(Collection entries)
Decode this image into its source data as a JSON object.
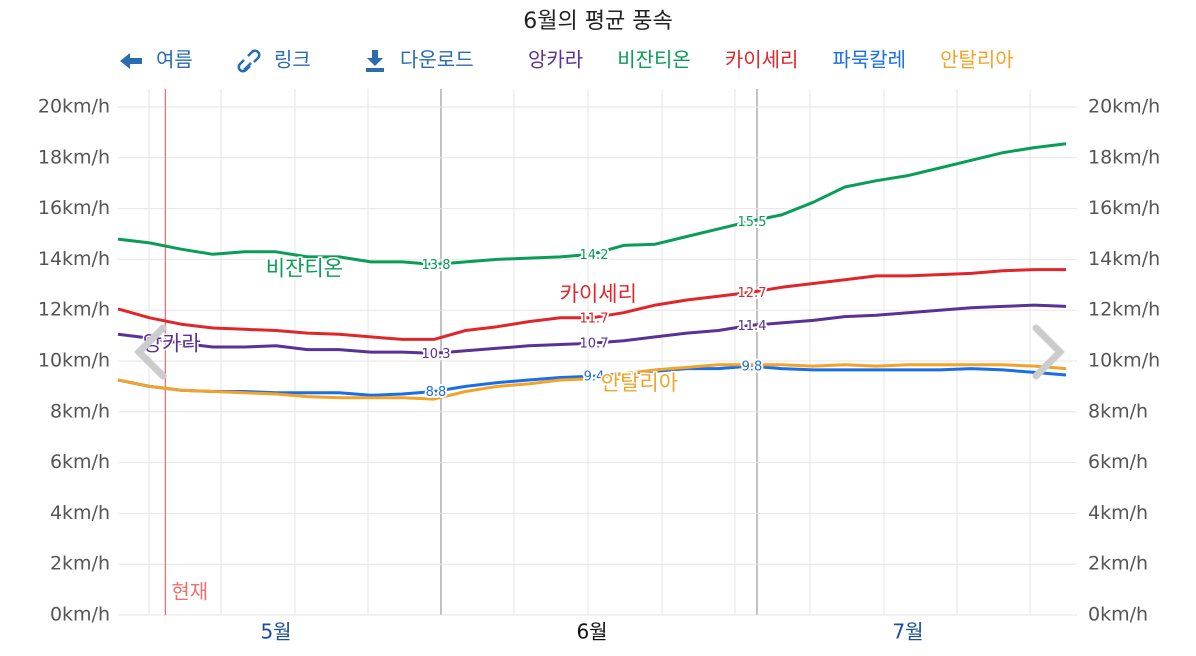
{
  "chart_data": {
    "type": "line",
    "title": "6월의 평균 풍속",
    "toolbar": [
      "여름",
      "링크",
      "다운로드"
    ],
    "categories": [
      null,
      null,
      null,
      null,
      null,
      "5월",
      null,
      null,
      null,
      null,
      null,
      null,
      null,
      null,
      null,
      "6월",
      null,
      null,
      null,
      null,
      null,
      null,
      null,
      null,
      null,
      "7월",
      null,
      null,
      null,
      null,
      null
    ],
    "ylim": [
      0,
      20
    ],
    "yticks": [
      {
        "value": 0,
        "label": "0km/h"
      },
      {
        "value": 2,
        "label": "2km/h"
      },
      {
        "value": 4,
        "label": "4km/h"
      },
      {
        "value": 6,
        "label": "6km/h"
      },
      {
        "value": 8,
        "label": "8km/h"
      },
      {
        "value": 10,
        "label": "10km/h"
      },
      {
        "value": 12,
        "label": "12km/h"
      },
      {
        "value": 14,
        "label": "14km/h"
      },
      {
        "value": 16,
        "label": "16km/h"
      },
      {
        "value": 18,
        "label": "18km/h"
      },
      {
        "value": 20,
        "label": "20km/h"
      }
    ],
    "grid": true,
    "current": {
      "label": "현재",
      "index": 1.5
    },
    "series": [
      {
        "name": "앙카라",
        "color": "#5b3195",
        "values": [
          11.05,
          10.9,
          10.7,
          10.55,
          10.55,
          10.6,
          10.45,
          10.45,
          10.35,
          10.35,
          10.3,
          10.4,
          10.5,
          10.6,
          10.65,
          10.7,
          10.8,
          10.95,
          11.1,
          11.2,
          11.4,
          11.5,
          11.6,
          11.75,
          11.8,
          11.9,
          12.0,
          12.1,
          12.15,
          12.2,
          12.15
        ],
        "value_labels": [
          null,
          null,
          null,
          null,
          null,
          null,
          null,
          null,
          null,
          null,
          "10.3",
          null,
          null,
          null,
          null,
          "10.7",
          null,
          null,
          null,
          null,
          "11.4",
          null,
          null,
          null,
          null,
          null,
          null,
          null,
          null,
          null,
          null
        ]
      },
      {
        "name": "비잔티온",
        "color": "#0a9d58",
        "values": [
          14.8,
          14.65,
          14.4,
          14.2,
          14.3,
          14.3,
          14.1,
          14.1,
          13.9,
          13.9,
          13.8,
          13.9,
          14.0,
          14.05,
          14.1,
          14.2,
          14.55,
          14.6,
          14.9,
          15.2,
          15.5,
          15.75,
          16.25,
          16.85,
          17.1,
          17.3,
          17.6,
          17.9,
          18.2,
          18.4,
          18.55
        ],
        "value_labels": [
          null,
          null,
          null,
          null,
          null,
          null,
          null,
          null,
          null,
          null,
          "13.8",
          null,
          null,
          null,
          null,
          "14.2",
          null,
          null,
          null,
          null,
          "15.5",
          null,
          null,
          null,
          null,
          null,
          null,
          null,
          null,
          null,
          null
        ]
      },
      {
        "name": "카이세리",
        "color": "#e0262b",
        "values": [
          12.05,
          11.7,
          11.45,
          11.3,
          11.25,
          11.2,
          11.1,
          11.05,
          10.95,
          10.85,
          10.85,
          11.2,
          11.35,
          11.55,
          11.7,
          11.7,
          11.9,
          12.2,
          12.4,
          12.55,
          12.7,
          12.9,
          13.05,
          13.2,
          13.35,
          13.35,
          13.4,
          13.45,
          13.55,
          13.6,
          13.6
        ],
        "value_labels": [
          null,
          null,
          null,
          null,
          null,
          null,
          null,
          null,
          null,
          null,
          null,
          null,
          null,
          null,
          null,
          "11.7",
          null,
          null,
          null,
          null,
          "12.7",
          null,
          null,
          null,
          null,
          null,
          null,
          null,
          null,
          null,
          null
        ]
      },
      {
        "name": "파묵칼레",
        "color": "#1a6ee8",
        "values": [
          9.25,
          9.0,
          8.85,
          8.8,
          8.8,
          8.75,
          8.75,
          8.75,
          8.65,
          8.7,
          8.8,
          9.0,
          9.15,
          9.25,
          9.35,
          9.4,
          9.5,
          9.6,
          9.7,
          9.7,
          9.8,
          9.7,
          9.65,
          9.65,
          9.65,
          9.65,
          9.65,
          9.7,
          9.65,
          9.55,
          9.45
        ],
        "value_labels": [
          null,
          null,
          null,
          null,
          null,
          null,
          null,
          null,
          null,
          null,
          "8.8",
          null,
          null,
          null,
          null,
          "9.4",
          null,
          null,
          null,
          null,
          "9.8",
          null,
          null,
          null,
          null,
          null,
          null,
          null,
          null,
          null,
          null
        ]
      },
      {
        "name": "안탈리아",
        "color": "#f2a42a",
        "values": [
          9.25,
          9.0,
          8.85,
          8.8,
          8.75,
          8.7,
          8.6,
          8.55,
          8.55,
          8.55,
          8.5,
          8.8,
          9.0,
          9.1,
          9.25,
          9.3,
          9.5,
          9.65,
          9.75,
          9.85,
          9.85,
          9.85,
          9.8,
          9.85,
          9.8,
          9.85,
          9.85,
          9.85,
          9.85,
          9.8,
          9.7
        ]
      }
    ],
    "series_labels": [
      {
        "series": 0,
        "index": 1.7,
        "value": 10.65
      },
      {
        "series": 1,
        "index": 5.9,
        "value": 13.6
      },
      {
        "series": 2,
        "index": 15.2,
        "value": 12.6
      },
      {
        "series": 4,
        "index": 16.5,
        "value": 9.1
      }
    ]
  }
}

## THE REQUEST
Retype the records exactly. Any image in them should not appear in what you write.

## WRITTEN ANSWER
Decode this image into its source data as a JSON object.
{
  "chart_data": {
    "type": "line",
    "title": "6월의 평균 풍속",
    "toolbar": [
      "여름",
      "링크",
      "다운로드"
    ],
    "categories": [
      null,
      null,
      null,
      null,
      null,
      "5월",
      null,
      null,
      null,
      null,
      null,
      null,
      null,
      null,
      null,
      "6월",
      null,
      null,
      null,
      null,
      null,
      null,
      null,
      null,
      null,
      "7월",
      null,
      null,
      null,
      null,
      null
    ],
    "ylim": [
      0,
      20
    ],
    "yticks": [
      {
        "value": 0,
        "label": "0km/h"
      },
      {
        "value": 2,
        "label": "2km/h"
      },
      {
        "value": 4,
        "label": "4km/h"
      },
      {
        "value": 6,
        "label": "6km/h"
      },
      {
        "value": 8,
        "label": "8km/h"
      },
      {
        "value": 10,
        "label": "10km/h"
      },
      {
        "value": 12,
        "label": "12km/h"
      },
      {
        "value": 14,
        "label": "14km/h"
      },
      {
        "value": 16,
        "label": "16km/h"
      },
      {
        "value": 18,
        "label": "18km/h"
      },
      {
        "value": 20,
        "label": "20km/h"
      }
    ],
    "grid": true,
    "current": {
      "label": "현재",
      "index": 1.5
    },
    "series": [
      {
        "name": "앙카라",
        "color": "#5b3195",
        "values": [
          11.05,
          10.9,
          10.7,
          10.55,
          10.55,
          10.6,
          10.45,
          10.45,
          10.35,
          10.35,
          10.3,
          10.4,
          10.5,
          10.6,
          10.65,
          10.7,
          10.8,
          10.95,
          11.1,
          11.2,
          11.4,
          11.5,
          11.6,
          11.75,
          11.8,
          11.9,
          12.0,
          12.1,
          12.15,
          12.2,
          12.15
        ],
        "value_labels": [
          null,
          null,
          null,
          null,
          null,
          null,
          null,
          null,
          null,
          null,
          "10.3",
          null,
          null,
          null,
          null,
          "10.7",
          null,
          null,
          null,
          null,
          "11.4",
          null,
          null,
          null,
          null,
          null,
          null,
          null,
          null,
          null,
          null
        ]
      },
      {
        "name": "비잔티온",
        "color": "#0a9d58",
        "values": [
          14.8,
          14.65,
          14.4,
          14.2,
          14.3,
          14.3,
          14.1,
          14.1,
          13.9,
          13.9,
          13.8,
          13.9,
          14.0,
          14.05,
          14.1,
          14.2,
          14.55,
          14.6,
          14.9,
          15.2,
          15.5,
          15.75,
          16.25,
          16.85,
          17.1,
          17.3,
          17.6,
          17.9,
          18.2,
          18.4,
          18.55
        ],
        "value_labels": [
          null,
          null,
          null,
          null,
          null,
          null,
          null,
          null,
          null,
          null,
          "13.8",
          null,
          null,
          null,
          null,
          "14.2",
          null,
          null,
          null,
          null,
          "15.5",
          null,
          null,
          null,
          null,
          null,
          null,
          null,
          null,
          null,
          null
        ]
      },
      {
        "name": "카이세리",
        "color": "#e0262b",
        "values": [
          12.05,
          11.7,
          11.45,
          11.3,
          11.25,
          11.2,
          11.1,
          11.05,
          10.95,
          10.85,
          10.85,
          11.2,
          11.35,
          11.55,
          11.7,
          11.7,
          11.9,
          12.2,
          12.4,
          12.55,
          12.7,
          12.9,
          13.05,
          13.2,
          13.35,
          13.35,
          13.4,
          13.45,
          13.55,
          13.6,
          13.6
        ],
        "value_labels": [
          null,
          null,
          null,
          null,
          null,
          null,
          null,
          null,
          null,
          null,
          null,
          null,
          null,
          null,
          null,
          "11.7",
          null,
          null,
          null,
          null,
          "12.7",
          null,
          null,
          null,
          null,
          null,
          null,
          null,
          null,
          null,
          null
        ]
      },
      {
        "name": "파묵칼레",
        "color": "#1a6ee8",
        "values": [
          9.25,
          9.0,
          8.85,
          8.8,
          8.8,
          8.75,
          8.75,
          8.75,
          8.65,
          8.7,
          8.8,
          9.0,
          9.15,
          9.25,
          9.35,
          9.4,
          9.5,
          9.6,
          9.7,
          9.7,
          9.8,
          9.7,
          9.65,
          9.65,
          9.65,
          9.65,
          9.65,
          9.7,
          9.65,
          9.55,
          9.45
        ],
        "value_labels": [
          null,
          null,
          null,
          null,
          null,
          null,
          null,
          null,
          null,
          null,
          "8.8",
          null,
          null,
          null,
          null,
          "9.4",
          null,
          null,
          null,
          null,
          "9.8",
          null,
          null,
          null,
          null,
          null,
          null,
          null,
          null,
          null,
          null
        ]
      },
      {
        "name": "안탈리아",
        "color": "#f2a42a",
        "values": [
          9.25,
          9.0,
          8.85,
          8.8,
          8.75,
          8.7,
          8.6,
          8.55,
          8.55,
          8.55,
          8.5,
          8.8,
          9.0,
          9.1,
          9.25,
          9.3,
          9.5,
          9.65,
          9.75,
          9.85,
          9.85,
          9.85,
          9.8,
          9.85,
          9.8,
          9.85,
          9.85,
          9.85,
          9.85,
          9.8,
          9.7
        ]
      }
    ],
    "series_labels": [
      {
        "series": 0,
        "index": 1.7,
        "value": 10.65
      },
      {
        "series": 1,
        "index": 5.9,
        "value": 13.6
      },
      {
        "series": 2,
        "index": 15.2,
        "value": 12.6
      },
      {
        "series": 4,
        "index": 16.5,
        "value": 9.1
      }
    ]
  }
}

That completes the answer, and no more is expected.